EXTRACTED MATERIAL:
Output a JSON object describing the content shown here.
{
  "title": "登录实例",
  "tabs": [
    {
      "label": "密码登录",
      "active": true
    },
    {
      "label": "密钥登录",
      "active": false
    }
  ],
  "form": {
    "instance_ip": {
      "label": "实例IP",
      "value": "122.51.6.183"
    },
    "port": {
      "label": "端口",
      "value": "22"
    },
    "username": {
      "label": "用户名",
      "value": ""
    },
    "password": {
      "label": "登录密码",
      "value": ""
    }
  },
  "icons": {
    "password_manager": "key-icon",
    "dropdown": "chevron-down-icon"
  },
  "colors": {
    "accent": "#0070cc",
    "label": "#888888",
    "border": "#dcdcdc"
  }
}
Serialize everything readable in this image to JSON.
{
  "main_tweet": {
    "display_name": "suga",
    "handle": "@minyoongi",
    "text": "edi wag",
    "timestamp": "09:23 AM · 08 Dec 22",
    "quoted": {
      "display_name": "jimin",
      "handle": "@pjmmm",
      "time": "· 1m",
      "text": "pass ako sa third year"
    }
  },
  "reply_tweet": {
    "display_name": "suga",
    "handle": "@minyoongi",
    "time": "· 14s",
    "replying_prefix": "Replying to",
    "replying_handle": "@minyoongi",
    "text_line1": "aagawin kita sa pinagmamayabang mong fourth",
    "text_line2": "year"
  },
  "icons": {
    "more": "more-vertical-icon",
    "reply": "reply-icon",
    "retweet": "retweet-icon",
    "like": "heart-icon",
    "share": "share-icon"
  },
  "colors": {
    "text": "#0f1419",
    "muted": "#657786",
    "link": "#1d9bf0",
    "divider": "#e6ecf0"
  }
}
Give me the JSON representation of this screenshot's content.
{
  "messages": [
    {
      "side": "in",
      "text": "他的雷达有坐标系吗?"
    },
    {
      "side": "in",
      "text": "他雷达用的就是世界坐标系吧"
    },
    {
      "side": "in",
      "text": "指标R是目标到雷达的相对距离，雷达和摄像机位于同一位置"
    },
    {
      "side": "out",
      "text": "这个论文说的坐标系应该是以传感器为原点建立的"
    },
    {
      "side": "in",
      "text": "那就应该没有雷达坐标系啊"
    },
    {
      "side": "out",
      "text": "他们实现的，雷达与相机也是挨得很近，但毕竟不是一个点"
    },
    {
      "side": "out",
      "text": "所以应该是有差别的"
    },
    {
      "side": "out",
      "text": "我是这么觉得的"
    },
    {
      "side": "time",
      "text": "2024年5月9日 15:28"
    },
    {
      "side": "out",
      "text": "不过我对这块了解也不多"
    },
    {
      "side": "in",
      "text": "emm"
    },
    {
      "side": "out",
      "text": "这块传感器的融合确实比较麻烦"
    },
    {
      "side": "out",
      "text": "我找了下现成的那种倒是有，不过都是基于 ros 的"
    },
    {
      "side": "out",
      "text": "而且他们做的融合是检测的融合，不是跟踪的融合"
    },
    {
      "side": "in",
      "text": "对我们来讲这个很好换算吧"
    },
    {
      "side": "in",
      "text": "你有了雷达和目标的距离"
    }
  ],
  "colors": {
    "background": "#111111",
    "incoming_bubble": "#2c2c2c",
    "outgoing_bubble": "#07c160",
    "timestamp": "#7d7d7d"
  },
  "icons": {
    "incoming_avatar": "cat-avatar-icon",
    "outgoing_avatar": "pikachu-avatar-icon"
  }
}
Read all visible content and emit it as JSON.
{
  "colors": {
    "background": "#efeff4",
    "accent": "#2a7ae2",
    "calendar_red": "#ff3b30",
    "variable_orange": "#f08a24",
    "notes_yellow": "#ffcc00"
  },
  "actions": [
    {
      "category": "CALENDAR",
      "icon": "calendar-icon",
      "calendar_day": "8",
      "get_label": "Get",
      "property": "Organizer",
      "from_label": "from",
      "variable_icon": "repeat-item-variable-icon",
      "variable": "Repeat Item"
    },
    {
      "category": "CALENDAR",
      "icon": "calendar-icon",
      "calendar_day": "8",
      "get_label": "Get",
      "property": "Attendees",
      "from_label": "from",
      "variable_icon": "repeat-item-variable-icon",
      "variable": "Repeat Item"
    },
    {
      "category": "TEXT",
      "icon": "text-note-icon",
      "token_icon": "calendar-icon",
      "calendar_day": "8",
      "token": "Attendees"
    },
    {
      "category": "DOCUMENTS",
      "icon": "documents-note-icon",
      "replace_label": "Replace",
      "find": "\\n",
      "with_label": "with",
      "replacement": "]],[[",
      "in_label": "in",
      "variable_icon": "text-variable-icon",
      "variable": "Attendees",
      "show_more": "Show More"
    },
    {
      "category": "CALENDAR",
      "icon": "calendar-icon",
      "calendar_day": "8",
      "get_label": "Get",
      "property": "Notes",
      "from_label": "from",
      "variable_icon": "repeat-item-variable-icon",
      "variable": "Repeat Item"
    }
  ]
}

* * *

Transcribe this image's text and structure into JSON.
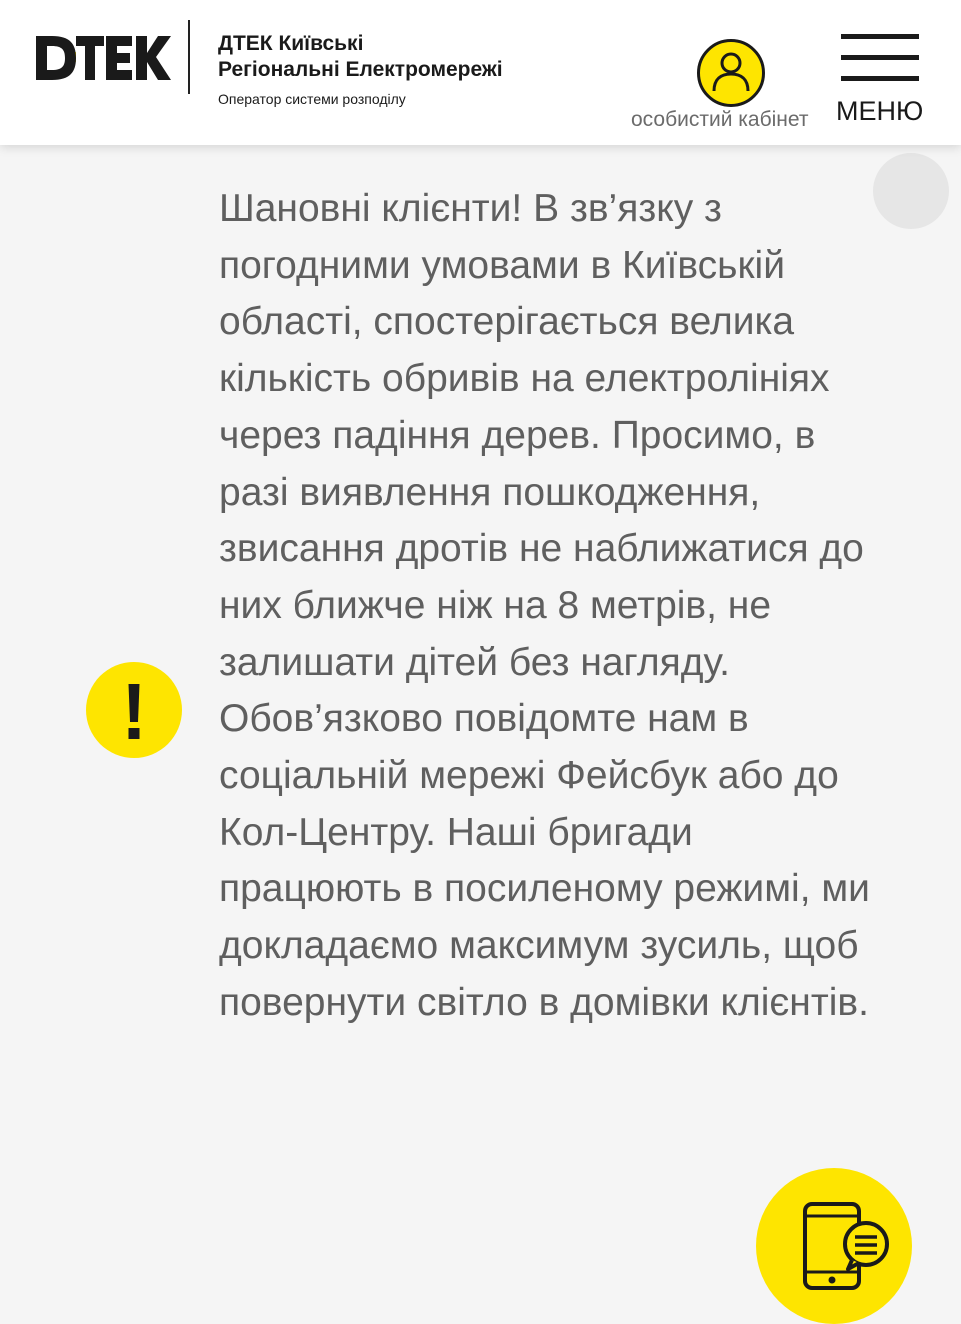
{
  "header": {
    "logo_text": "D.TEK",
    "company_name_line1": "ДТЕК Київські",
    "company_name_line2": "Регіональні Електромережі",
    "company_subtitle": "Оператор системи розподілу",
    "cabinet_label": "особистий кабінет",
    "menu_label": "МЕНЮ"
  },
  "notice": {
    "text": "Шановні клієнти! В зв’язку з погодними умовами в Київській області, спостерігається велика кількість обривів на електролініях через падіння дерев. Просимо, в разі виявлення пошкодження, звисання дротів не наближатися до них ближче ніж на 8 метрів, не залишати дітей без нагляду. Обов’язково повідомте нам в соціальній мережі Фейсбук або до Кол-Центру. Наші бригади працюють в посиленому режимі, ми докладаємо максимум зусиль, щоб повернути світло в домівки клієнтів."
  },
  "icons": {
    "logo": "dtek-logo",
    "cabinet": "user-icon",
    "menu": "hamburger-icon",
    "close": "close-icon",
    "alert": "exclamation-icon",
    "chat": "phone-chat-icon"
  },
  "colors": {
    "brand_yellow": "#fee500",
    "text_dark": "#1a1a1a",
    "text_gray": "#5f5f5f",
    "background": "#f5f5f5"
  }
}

EXERCISE DIRECTIONS: Filter lines by "value" and return each hit.

SOLUTION TO THIS EXERCISE:
      "value": "122.51.6.183"
      "value": "22"
      "value": ""
      "value": ""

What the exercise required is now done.